-- Records for this task --
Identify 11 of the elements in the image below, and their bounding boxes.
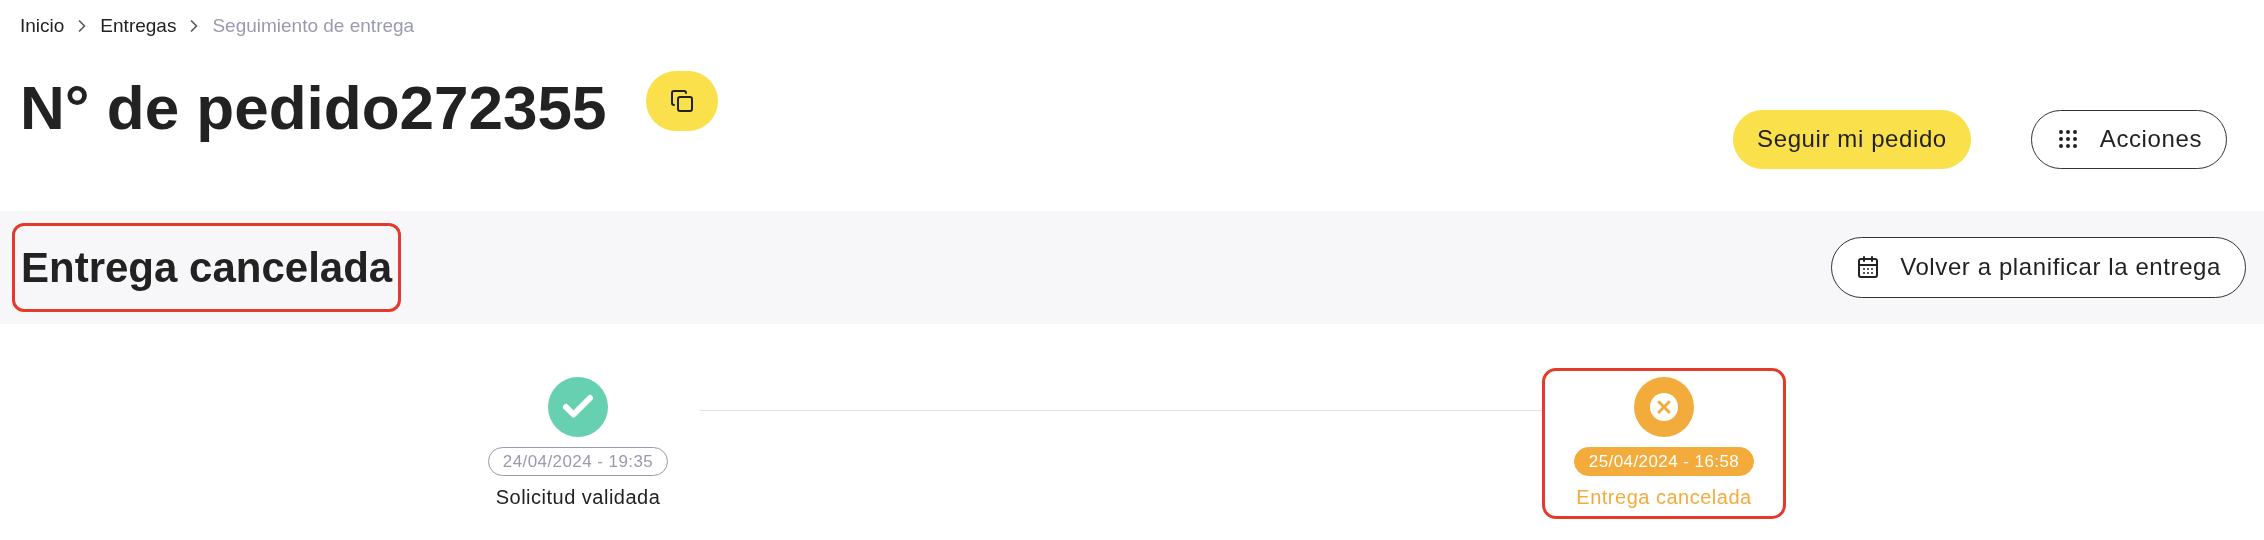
track-order-button[interactable]: Seguir mi pedido — [1733, 109, 1971, 169]
actions-button[interactable]: Acciones — [2030, 109, 2227, 169]
reschedule-button[interactable]: Volver a planificar la entrega — [1831, 236, 2246, 298]
copy-icon — [670, 88, 695, 113]
step-label: Entrega cancelada — [1576, 485, 1752, 510]
step-label: Solicitud validada — [495, 485, 661, 510]
date-badge: 25/04/2024 - 16:58 — [1573, 446, 1755, 476]
calendar-icon — [1856, 255, 1881, 279]
breadcrumb-link[interactable]: Entregas — [100, 12, 177, 41]
status-title: Entrega cancelada — [12, 222, 402, 312]
breadcrumb-link[interactable]: Inicio — [20, 12, 65, 41]
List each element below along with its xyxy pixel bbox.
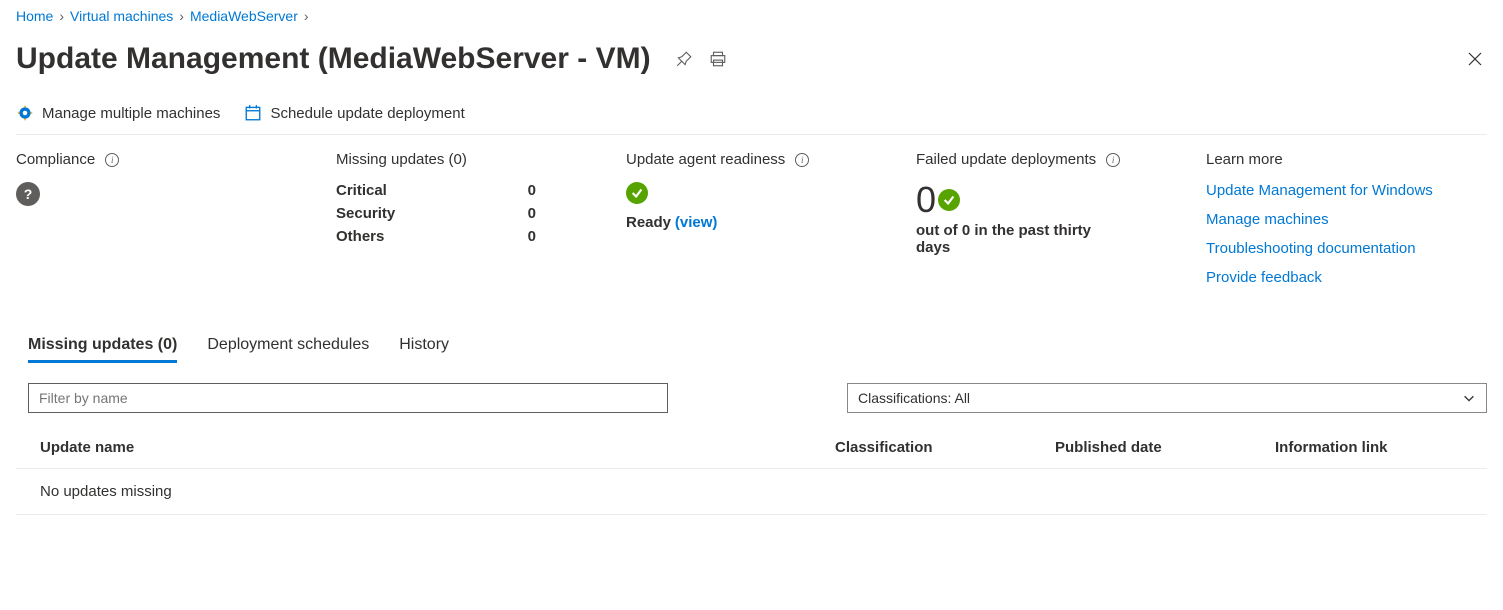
print-icon[interactable] — [707, 48, 729, 70]
tab-missing-updates[interactable]: Missing updates (0) — [28, 336, 177, 363]
missing-row-others: Others 0 — [336, 228, 536, 245]
readiness-view-link[interactable]: (view) — [675, 214, 718, 231]
missing-security-value: 0 — [528, 205, 536, 222]
col-classification[interactable]: Classification — [835, 439, 1055, 456]
schedule-deployment-button[interactable]: Schedule update deployment — [244, 104, 464, 122]
learn-link-feedback[interactable]: Provide feedback — [1206, 269, 1436, 286]
missing-critical-value: 0 — [528, 182, 536, 199]
check-circle-icon — [626, 182, 648, 204]
compliance-label: Compliance — [16, 151, 95, 168]
failed-deployments-panel: Failed update deployments i 0 out of 0 i… — [916, 151, 1146, 286]
manage-multiple-button[interactable]: Manage multiple machines — [16, 104, 220, 122]
learn-link-update-mgmt[interactable]: Update Management for Windows — [1206, 182, 1436, 199]
classifications-select[interactable]: Classifications: All — [847, 383, 1487, 413]
readiness-panel: Update agent readiness i Ready (view) — [626, 151, 856, 286]
missing-updates-panel: Missing updates (0) Critical 0 Security … — [336, 151, 566, 286]
breadcrumb-home[interactable]: Home — [16, 8, 53, 24]
title-row: Update Management (MediaWebServer - VM) — [16, 42, 1487, 76]
missing-row-security: Security 0 — [336, 205, 536, 222]
tabs: Missing updates (0) Deployment schedules… — [28, 336, 1487, 363]
table-empty-row: No updates missing — [16, 469, 1487, 515]
learn-more-label: Learn more — [1206, 151, 1283, 168]
breadcrumb-server[interactable]: MediaWebServer — [190, 8, 298, 24]
manage-multiple-label: Manage multiple machines — [42, 105, 220, 122]
missing-row-critical: Critical 0 — [336, 182, 536, 199]
learn-link-troubleshooting[interactable]: Troubleshooting documentation — [1206, 240, 1436, 257]
readiness-status: Ready — [626, 214, 671, 231]
calendar-icon — [244, 104, 262, 122]
stats-row: Compliance i ? Missing updates (0) Criti… — [16, 151, 1487, 286]
chevron-down-icon — [1462, 391, 1476, 405]
failed-count: 0 — [916, 182, 936, 218]
filters-row: Classifications: All — [28, 383, 1487, 413]
missing-others-label: Others — [336, 228, 384, 245]
check-circle-icon — [938, 189, 960, 211]
col-update-name[interactable]: Update name — [40, 439, 835, 456]
filter-name-input[interactable] — [28, 383, 668, 413]
missing-others-value: 0 — [528, 228, 536, 245]
gear-icon — [16, 104, 34, 122]
breadcrumb-vms[interactable]: Virtual machines — [70, 8, 173, 24]
close-button[interactable] — [1463, 47, 1487, 71]
learn-more-panel: Learn more Update Management for Windows… — [1206, 151, 1436, 286]
help-icon[interactable]: ? — [16, 182, 40, 206]
missing-critical-label: Critical — [336, 182, 387, 199]
chevron-right-icon: › — [59, 8, 64, 24]
col-published-date[interactable]: Published date — [1055, 439, 1275, 456]
toolbar: Manage multiple machines Schedule update… — [16, 104, 1487, 135]
page-title: Update Management (MediaWebServer - VM) — [16, 42, 651, 76]
col-information-link[interactable]: Information link — [1275, 439, 1475, 456]
breadcrumb: Home › Virtual machines › MediaWebServer… — [16, 8, 1487, 24]
info-icon[interactable]: i — [105, 153, 119, 167]
readiness-label: Update agent readiness — [626, 151, 785, 168]
tab-history[interactable]: History — [399, 336, 449, 363]
compliance-panel: Compliance i ? — [16, 151, 276, 286]
learn-link-manage-machines[interactable]: Manage machines — [1206, 211, 1436, 228]
missing-security-label: Security — [336, 205, 395, 222]
classifications-value: Classifications: All — [858, 390, 970, 406]
failed-label: Failed update deployments — [916, 151, 1096, 168]
info-icon[interactable]: i — [1106, 153, 1120, 167]
chevron-right-icon: › — [179, 8, 184, 24]
missing-updates-label: Missing updates (0) — [336, 151, 467, 168]
table-header: Update name Classification Published dat… — [16, 439, 1487, 469]
tab-deployment-schedules[interactable]: Deployment schedules — [207, 336, 369, 363]
chevron-right-icon: › — [304, 8, 309, 24]
pin-icon[interactable] — [673, 48, 695, 70]
info-icon[interactable]: i — [795, 153, 809, 167]
schedule-deployment-label: Schedule update deployment — [270, 105, 464, 122]
failed-subtext: out of 0 in the past thirty days — [916, 222, 1106, 256]
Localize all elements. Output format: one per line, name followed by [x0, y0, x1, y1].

-- What this task involves --
How many lines in the listing above contain the string "status", with case taken into account? Reply with only the number.

-- Reply --
2